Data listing
+ + + +
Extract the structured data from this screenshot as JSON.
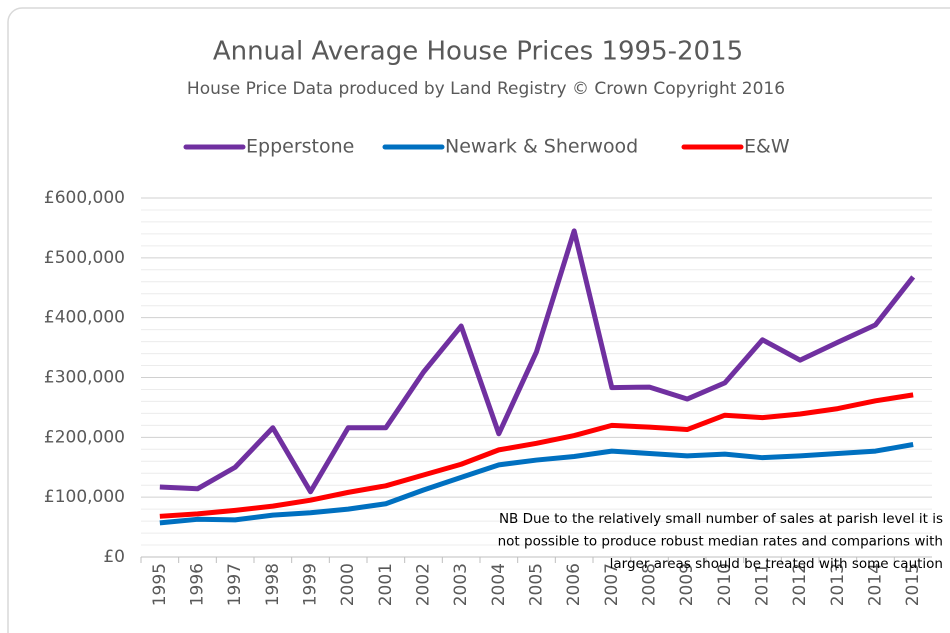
{
  "chart_data": {
    "type": "line",
    "title": "Annual Average House Prices 1995-2015",
    "subtitle": "House Price Data produced by Land Registry © Crown Copyright 2016",
    "categories": [
      "1995",
      "1996",
      "1997",
      "1998",
      "1999",
      "2000",
      "2001",
      "2002",
      "2003",
      "2004",
      "2005",
      "2006",
      "2007",
      "2008",
      "2009",
      "2010",
      "2011",
      "2012",
      "2013",
      "2014",
      "2015"
    ],
    "series": [
      {
        "name": "Epperstone",
        "color": "#7030a0",
        "values": [
          117000,
          114000,
          150000,
          216000,
          109000,
          216000,
          216000,
          309000,
          386000,
          206000,
          343000,
          545000,
          283000,
          284000,
          264000,
          291000,
          363000,
          329000,
          359000,
          388000,
          468000
        ]
      },
      {
        "name": "Newark & Sherwood",
        "color": "#0070c0",
        "values": [
          57000,
          63000,
          62000,
          70000,
          74000,
          80000,
          89000,
          112000,
          133000,
          154000,
          162000,
          168000,
          177000,
          173000,
          169000,
          172000,
          166000,
          169000,
          173000,
          177000,
          188000
        ]
      },
      {
        "name": "E&W",
        "color": "#ff0000",
        "values": [
          68000,
          72000,
          78000,
          85000,
          95000,
          108000,
          119000,
          137000,
          155000,
          179000,
          190000,
          203000,
          220000,
          217000,
          213000,
          237000,
          233000,
          239000,
          248000,
          261000,
          271000
        ]
      }
    ],
    "ylim": [
      0,
      600000
    ],
    "yticks": [
      {
        "value": 0,
        "label": "£0"
      },
      {
        "value": 100000,
        "label": "£100,000"
      },
      {
        "value": 200000,
        "label": "£200,000"
      },
      {
        "value": 300000,
        "label": "£300,000"
      },
      {
        "value": 400000,
        "label": "£400,000"
      },
      {
        "value": 500000,
        "label": "£500,000"
      },
      {
        "value": 600000,
        "label": "£600,000"
      }
    ],
    "minor_yticks": [
      20000,
      40000,
      60000,
      80000,
      120000,
      140000,
      160000,
      180000,
      220000,
      240000,
      260000,
      280000,
      320000,
      340000,
      360000,
      380000,
      420000,
      440000,
      460000,
      480000,
      520000,
      540000,
      560000,
      580000
    ],
    "grid": true,
    "legend": "top",
    "annotation": [
      "NB Due to the relatively small number of sales at parish level it is",
      "not possible to produce robust median rates and comparions with",
      "larger areas should be treated with some caution"
    ]
  }
}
+ + + +
Transcribe the records above exactly, leaving out every picture.

- Exercise response
Extract the structured data from this screenshot as JSON.
{
  "chart_data": {
    "type": "line",
    "title": "Annual Average House Prices 1995-2015",
    "subtitle": "House Price Data produced by Land Registry © Crown Copyright 2016",
    "categories": [
      "1995",
      "1996",
      "1997",
      "1998",
      "1999",
      "2000",
      "2001",
      "2002",
      "2003",
      "2004",
      "2005",
      "2006",
      "2007",
      "2008",
      "2009",
      "2010",
      "2011",
      "2012",
      "2013",
      "2014",
      "2015"
    ],
    "series": [
      {
        "name": "Epperstone",
        "color": "#7030a0",
        "values": [
          117000,
          114000,
          150000,
          216000,
          109000,
          216000,
          216000,
          309000,
          386000,
          206000,
          343000,
          545000,
          283000,
          284000,
          264000,
          291000,
          363000,
          329000,
          359000,
          388000,
          468000
        ]
      },
      {
        "name": "Newark & Sherwood",
        "color": "#0070c0",
        "values": [
          57000,
          63000,
          62000,
          70000,
          74000,
          80000,
          89000,
          112000,
          133000,
          154000,
          162000,
          168000,
          177000,
          173000,
          169000,
          172000,
          166000,
          169000,
          173000,
          177000,
          188000
        ]
      },
      {
        "name": "E&W",
        "color": "#ff0000",
        "values": [
          68000,
          72000,
          78000,
          85000,
          95000,
          108000,
          119000,
          137000,
          155000,
          179000,
          190000,
          203000,
          220000,
          217000,
          213000,
          237000,
          233000,
          239000,
          248000,
          261000,
          271000
        ]
      }
    ],
    "ylim": [
      0,
      600000
    ],
    "yticks": [
      {
        "value": 0,
        "label": "£0"
      },
      {
        "value": 100000,
        "label": "£100,000"
      },
      {
        "value": 200000,
        "label": "£200,000"
      },
      {
        "value": 300000,
        "label": "£300,000"
      },
      {
        "value": 400000,
        "label": "£400,000"
      },
      {
        "value": 500000,
        "label": "£500,000"
      },
      {
        "value": 600000,
        "label": "£600,000"
      }
    ],
    "minor_yticks": [
      20000,
      40000,
      60000,
      80000,
      120000,
      140000,
      160000,
      180000,
      220000,
      240000,
      260000,
      280000,
      320000,
      340000,
      360000,
      380000,
      420000,
      440000,
      460000,
      480000,
      520000,
      540000,
      560000,
      580000
    ],
    "grid": true,
    "legend": "top",
    "annotation": [
      "NB Due to the relatively small number of sales at parish level it is",
      "not possible to produce robust median rates and comparions with",
      "larger areas should be treated with some caution"
    ]
  }
}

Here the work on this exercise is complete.